Given problem - Report every line in the listing below where the string "Miles" shows up.

------ Given entries ------

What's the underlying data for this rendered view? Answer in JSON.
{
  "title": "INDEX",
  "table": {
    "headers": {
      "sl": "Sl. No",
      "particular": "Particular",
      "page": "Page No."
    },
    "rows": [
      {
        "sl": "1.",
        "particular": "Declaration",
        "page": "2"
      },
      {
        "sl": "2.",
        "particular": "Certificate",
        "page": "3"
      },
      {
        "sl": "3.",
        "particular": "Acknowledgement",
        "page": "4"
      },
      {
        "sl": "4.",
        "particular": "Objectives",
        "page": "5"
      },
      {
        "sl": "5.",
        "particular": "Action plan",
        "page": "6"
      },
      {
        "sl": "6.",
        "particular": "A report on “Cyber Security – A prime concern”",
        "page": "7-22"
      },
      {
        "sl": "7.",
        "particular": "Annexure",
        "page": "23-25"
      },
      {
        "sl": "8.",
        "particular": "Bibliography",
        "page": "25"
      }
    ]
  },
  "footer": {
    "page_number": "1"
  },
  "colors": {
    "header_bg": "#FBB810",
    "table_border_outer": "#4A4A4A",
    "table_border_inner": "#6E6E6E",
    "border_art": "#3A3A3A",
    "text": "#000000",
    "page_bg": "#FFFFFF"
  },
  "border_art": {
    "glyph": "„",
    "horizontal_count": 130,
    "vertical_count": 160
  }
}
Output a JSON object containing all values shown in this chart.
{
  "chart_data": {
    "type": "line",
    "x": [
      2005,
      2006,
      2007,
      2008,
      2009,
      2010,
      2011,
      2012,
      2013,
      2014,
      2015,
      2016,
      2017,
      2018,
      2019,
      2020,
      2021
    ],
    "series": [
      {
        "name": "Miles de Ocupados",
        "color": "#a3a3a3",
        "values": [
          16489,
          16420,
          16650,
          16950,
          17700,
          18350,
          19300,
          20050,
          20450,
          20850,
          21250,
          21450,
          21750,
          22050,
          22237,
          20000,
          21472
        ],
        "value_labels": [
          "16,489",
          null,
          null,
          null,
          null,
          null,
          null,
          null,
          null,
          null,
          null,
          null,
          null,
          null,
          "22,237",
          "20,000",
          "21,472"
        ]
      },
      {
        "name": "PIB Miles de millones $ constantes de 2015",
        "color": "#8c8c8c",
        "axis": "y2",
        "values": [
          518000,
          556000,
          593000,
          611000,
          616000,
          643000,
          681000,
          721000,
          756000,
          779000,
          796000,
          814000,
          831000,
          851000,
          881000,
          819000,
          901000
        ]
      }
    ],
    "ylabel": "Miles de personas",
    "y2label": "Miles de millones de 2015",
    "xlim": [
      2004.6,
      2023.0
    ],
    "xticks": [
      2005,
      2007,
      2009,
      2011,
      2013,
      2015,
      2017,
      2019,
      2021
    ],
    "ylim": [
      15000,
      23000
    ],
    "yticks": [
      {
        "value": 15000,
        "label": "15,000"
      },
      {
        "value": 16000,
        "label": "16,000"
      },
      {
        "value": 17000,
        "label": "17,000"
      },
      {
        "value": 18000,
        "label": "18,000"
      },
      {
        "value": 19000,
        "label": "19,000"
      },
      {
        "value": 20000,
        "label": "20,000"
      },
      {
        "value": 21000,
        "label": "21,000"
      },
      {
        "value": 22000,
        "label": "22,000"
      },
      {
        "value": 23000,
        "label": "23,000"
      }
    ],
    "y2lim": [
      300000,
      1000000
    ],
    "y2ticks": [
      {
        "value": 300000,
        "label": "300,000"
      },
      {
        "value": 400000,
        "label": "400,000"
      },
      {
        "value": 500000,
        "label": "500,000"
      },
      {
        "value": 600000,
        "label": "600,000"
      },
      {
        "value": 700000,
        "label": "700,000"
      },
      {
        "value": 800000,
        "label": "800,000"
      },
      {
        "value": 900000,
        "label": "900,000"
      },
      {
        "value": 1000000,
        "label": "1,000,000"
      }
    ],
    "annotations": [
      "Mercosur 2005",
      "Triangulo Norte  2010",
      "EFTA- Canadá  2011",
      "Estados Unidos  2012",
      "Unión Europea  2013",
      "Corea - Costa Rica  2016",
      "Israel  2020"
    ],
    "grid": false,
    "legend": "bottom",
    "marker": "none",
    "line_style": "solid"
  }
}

------

The response -
        "name": "Miles de Ocupados",
        "name": "PIB Miles de millones $ constantes de 2015",
    "ylabel": "Miles de personas",
    "y2label": "Miles de millones de 2015",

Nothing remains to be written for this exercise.